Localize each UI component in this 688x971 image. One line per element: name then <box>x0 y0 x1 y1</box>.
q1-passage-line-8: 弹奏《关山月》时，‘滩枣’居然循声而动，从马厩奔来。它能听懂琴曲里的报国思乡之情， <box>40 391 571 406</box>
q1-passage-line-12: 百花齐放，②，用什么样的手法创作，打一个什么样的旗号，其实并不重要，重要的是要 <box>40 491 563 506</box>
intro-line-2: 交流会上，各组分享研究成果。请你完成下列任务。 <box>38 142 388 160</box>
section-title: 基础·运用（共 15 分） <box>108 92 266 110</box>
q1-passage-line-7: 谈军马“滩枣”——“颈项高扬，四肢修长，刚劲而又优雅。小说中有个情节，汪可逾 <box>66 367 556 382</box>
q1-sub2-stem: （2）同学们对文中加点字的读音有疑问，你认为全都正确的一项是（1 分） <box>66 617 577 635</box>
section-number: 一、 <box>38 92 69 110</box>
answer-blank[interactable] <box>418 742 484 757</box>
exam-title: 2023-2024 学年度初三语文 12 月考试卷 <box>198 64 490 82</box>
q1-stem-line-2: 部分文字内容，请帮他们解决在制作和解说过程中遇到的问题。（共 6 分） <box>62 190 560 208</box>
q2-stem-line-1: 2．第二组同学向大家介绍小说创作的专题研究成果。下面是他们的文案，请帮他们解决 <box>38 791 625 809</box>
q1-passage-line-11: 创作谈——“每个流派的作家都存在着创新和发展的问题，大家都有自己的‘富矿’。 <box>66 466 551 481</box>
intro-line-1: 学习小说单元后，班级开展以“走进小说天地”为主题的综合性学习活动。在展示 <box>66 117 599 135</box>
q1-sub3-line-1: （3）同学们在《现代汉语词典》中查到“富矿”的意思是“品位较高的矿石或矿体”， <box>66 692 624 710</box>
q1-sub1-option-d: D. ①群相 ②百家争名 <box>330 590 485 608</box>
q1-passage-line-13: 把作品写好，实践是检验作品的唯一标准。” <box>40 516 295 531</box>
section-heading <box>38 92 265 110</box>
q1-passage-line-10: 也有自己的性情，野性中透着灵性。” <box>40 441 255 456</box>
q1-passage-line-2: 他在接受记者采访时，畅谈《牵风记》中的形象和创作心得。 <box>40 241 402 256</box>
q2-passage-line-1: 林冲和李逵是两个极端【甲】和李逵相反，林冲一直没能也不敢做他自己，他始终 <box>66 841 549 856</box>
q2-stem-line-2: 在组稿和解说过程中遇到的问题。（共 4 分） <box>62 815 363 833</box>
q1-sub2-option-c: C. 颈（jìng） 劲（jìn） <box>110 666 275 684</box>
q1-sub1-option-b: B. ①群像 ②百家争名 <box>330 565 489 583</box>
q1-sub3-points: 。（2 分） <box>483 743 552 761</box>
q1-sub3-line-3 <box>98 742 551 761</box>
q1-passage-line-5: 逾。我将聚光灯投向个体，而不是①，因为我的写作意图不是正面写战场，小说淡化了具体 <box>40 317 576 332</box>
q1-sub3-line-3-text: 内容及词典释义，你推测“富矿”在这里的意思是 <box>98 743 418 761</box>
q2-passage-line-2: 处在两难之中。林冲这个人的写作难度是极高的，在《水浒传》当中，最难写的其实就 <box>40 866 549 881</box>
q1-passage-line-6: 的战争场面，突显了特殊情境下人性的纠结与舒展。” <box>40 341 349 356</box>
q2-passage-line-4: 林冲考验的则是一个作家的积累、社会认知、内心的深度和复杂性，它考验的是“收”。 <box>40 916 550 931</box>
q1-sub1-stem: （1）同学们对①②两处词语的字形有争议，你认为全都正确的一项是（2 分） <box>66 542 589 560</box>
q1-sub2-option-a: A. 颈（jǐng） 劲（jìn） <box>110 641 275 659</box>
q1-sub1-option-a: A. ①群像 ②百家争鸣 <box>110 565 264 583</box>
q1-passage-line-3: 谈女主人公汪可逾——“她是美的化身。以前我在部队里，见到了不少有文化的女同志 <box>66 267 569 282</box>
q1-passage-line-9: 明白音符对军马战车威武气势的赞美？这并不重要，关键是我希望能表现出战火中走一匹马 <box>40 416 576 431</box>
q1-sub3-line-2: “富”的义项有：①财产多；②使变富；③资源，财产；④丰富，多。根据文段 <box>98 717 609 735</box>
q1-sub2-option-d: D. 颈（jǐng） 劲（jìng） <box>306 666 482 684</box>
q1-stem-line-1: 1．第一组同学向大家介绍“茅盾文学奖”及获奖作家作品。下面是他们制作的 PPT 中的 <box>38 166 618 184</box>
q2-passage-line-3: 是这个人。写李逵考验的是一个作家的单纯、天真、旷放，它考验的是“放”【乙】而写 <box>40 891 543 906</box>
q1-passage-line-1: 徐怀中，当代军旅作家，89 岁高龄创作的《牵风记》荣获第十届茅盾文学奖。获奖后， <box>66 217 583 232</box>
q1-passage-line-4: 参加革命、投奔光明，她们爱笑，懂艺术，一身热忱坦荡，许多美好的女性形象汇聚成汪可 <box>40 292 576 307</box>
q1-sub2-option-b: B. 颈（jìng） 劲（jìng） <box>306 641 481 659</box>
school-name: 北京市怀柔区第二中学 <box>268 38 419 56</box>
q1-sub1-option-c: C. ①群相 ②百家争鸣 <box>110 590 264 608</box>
········
__The request__
Copy every entry above line for line, with no changes.

__Answer to this exercise__
Localize each UI component in this 688x971 image. One line per element: name then <box>x0 y0 x1 y1</box>.
q1-passage-line-8: 弹奏《关山月》时，‘滩枣’居然循声而动，从马厩奔来。它能听懂琴曲里的报国思乡之情， <box>40 391 571 406</box>
q1-passage-line-12: 百花齐放，②，用什么样的手法创作，打一个什么样的旗号，其实并不重要，重要的是要 <box>40 491 563 506</box>
intro-line-2: 交流会上，各组分享研究成果。请你完成下列任务。 <box>38 142 388 160</box>
section-title: 基础·运用（共 15 分） <box>108 92 266 110</box>
q1-passage-line-7: 谈军马“滩枣”——“颈项高扬，四肢修长，刚劲而又优雅。小说中有个情节，汪可逾 <box>66 367 556 382</box>
q1-sub2-stem: （2）同学们对文中加点字的读音有疑问，你认为全都正确的一项是（1 分） <box>66 617 577 635</box>
section-number: 一、 <box>38 92 69 110</box>
answer-blank[interactable] <box>418 742 484 757</box>
exam-title: 2023-2024 学年度初三语文 12 月考试卷 <box>198 64 490 82</box>
q1-stem-line-2: 部分文字内容，请帮他们解决在制作和解说过程中遇到的问题。（共 6 分） <box>62 190 560 208</box>
q2-stem-line-1: 2．第二组同学向大家介绍小说创作的专题研究成果。下面是他们的文案，请帮他们解决 <box>38 791 625 809</box>
q1-passage-line-11: 创作谈——“每个流派的作家都存在着创新和发展的问题，大家都有自己的‘富矿’。 <box>66 466 551 481</box>
intro-line-1: 学习小说单元后，班级开展以“走进小说天地”为主题的综合性学习活动。在展示 <box>66 117 599 135</box>
q1-sub3-line-1: （3）同学们在《现代汉语词典》中查到“富矿”的意思是“品位较高的矿石或矿体”， <box>66 692 624 710</box>
q1-sub1-option-d: D. ①群相 ②百家争名 <box>330 590 485 608</box>
q1-passage-line-13: 把作品写好，实践是检验作品的唯一标准。” <box>40 516 295 531</box>
section-heading <box>38 92 265 110</box>
q1-passage-line-10: 也有自己的性情，野性中透着灵性。” <box>40 441 255 456</box>
q1-passage-line-2: 他在接受记者采访时，畅谈《牵风记》中的形象和创作心得。 <box>40 241 402 256</box>
q2-passage-line-1: 林冲和李逵是两个极端【甲】和李逵相反，林冲一直没能也不敢做他自己，他始终 <box>66 841 549 856</box>
q2-stem-line-2: 在组稿和解说过程中遇到的问题。（共 4 分） <box>62 815 363 833</box>
q1-sub2-option-c: C. 颈（jìng） 劲（jìn） <box>110 666 275 684</box>
q1-sub1-option-b: B. ①群像 ②百家争名 <box>330 565 489 583</box>
q1-sub3-points: 。（2 分） <box>483 743 552 761</box>
q1-sub3-line-3 <box>98 742 551 761</box>
q1-passage-line-5: 逾。我将聚光灯投向个体，而不是①，因为我的写作意图不是正面写战场，小说淡化了具体 <box>40 317 576 332</box>
q1-sub3-line-3-text: 内容及词典释义，你推测“富矿”在这里的意思是 <box>98 743 418 761</box>
q2-passage-line-2: 处在两难之中。林冲这个人的写作难度是极高的，在《水浒传》当中，最难写的其实就 <box>40 866 549 881</box>
q1-passage-line-6: 的战争场面，突显了特殊情境下人性的纠结与舒展。” <box>40 341 349 356</box>
q2-passage-line-4: 林冲考验的则是一个作家的积累、社会认知、内心的深度和复杂性，它考验的是“收”。 <box>40 916 550 931</box>
q1-sub1-stem: （1）同学们对①②两处词语的字形有争议，你认为全都正确的一项是（2 分） <box>66 542 589 560</box>
q1-sub2-option-a: A. 颈（jǐng） 劲（jìn） <box>110 641 275 659</box>
q1-sub1-option-a: A. ①群像 ②百家争鸣 <box>110 565 264 583</box>
q1-passage-line-3: 谈女主人公汪可逾——“她是美的化身。以前我在部队里，见到了不少有文化的女同志 <box>66 267 569 282</box>
q1-passage-line-9: 明白音符对军马战车威武气势的赞美？这并不重要，关键是我希望能表现出战火中走一匹马 <box>40 416 576 431</box>
q1-sub3-line-2: “富”的义项有：①财产多；②使变富；③资源，财产；④丰富，多。根据文段 <box>98 717 609 735</box>
q1-sub2-option-d: D. 颈（jǐng） 劲（jìng） <box>306 666 482 684</box>
q1-stem-line-1: 1．第一组同学向大家介绍“茅盾文学奖”及获奖作家作品。下面是他们制作的 PPT 中的 <box>38 166 618 184</box>
q2-passage-line-3: 是这个人。写李逵考验的是一个作家的单纯、天真、旷放，它考验的是“放”【乙】而写 <box>40 891 543 906</box>
q1-passage-line-1: 徐怀中，当代军旅作家，89 岁高龄创作的《牵风记》荣获第十届茅盾文学奖。获奖后， <box>66 217 583 232</box>
q1-passage-line-4: 参加革命、投奔光明，她们爱笑，懂艺术，一身热忱坦荡，许多美好的女性形象汇聚成汪可 <box>40 292 576 307</box>
q1-sub2-option-b: B. 颈（jìng） 劲（jìng） <box>306 641 481 659</box>
school-name: 北京市怀柔区第二中学 <box>268 38 419 56</box>
q1-sub1-option-c: C. ①群相 ②百家争鸣 <box>110 590 264 608</box>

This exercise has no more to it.